→ SHORT TASK
Please pull out every line that includes the string "house".

→ Stored records
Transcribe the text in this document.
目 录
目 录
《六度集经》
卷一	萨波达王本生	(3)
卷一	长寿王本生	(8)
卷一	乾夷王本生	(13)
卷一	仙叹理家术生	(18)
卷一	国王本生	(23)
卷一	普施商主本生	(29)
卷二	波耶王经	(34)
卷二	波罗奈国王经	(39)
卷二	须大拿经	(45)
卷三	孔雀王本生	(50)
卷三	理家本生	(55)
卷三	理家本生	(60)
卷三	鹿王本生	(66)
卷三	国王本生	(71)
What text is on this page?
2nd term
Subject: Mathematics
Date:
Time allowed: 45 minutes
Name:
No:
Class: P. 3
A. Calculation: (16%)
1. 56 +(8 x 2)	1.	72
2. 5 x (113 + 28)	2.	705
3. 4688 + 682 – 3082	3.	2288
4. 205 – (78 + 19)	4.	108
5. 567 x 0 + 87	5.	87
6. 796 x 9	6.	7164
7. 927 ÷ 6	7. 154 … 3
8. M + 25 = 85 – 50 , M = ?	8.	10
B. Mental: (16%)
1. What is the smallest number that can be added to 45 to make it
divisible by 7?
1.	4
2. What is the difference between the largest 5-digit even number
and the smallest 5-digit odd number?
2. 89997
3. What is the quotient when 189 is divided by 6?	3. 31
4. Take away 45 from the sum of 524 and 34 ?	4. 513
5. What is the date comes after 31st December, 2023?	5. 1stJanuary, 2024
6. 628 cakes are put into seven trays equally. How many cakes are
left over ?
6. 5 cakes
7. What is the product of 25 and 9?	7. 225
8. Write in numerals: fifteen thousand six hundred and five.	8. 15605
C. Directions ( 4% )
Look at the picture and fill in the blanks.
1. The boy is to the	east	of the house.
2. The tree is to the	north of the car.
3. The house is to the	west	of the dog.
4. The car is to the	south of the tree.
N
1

→ RIGHT ANSWER
1. The boy is to the	east	of the house.
3. The house is to the	west	of the dog.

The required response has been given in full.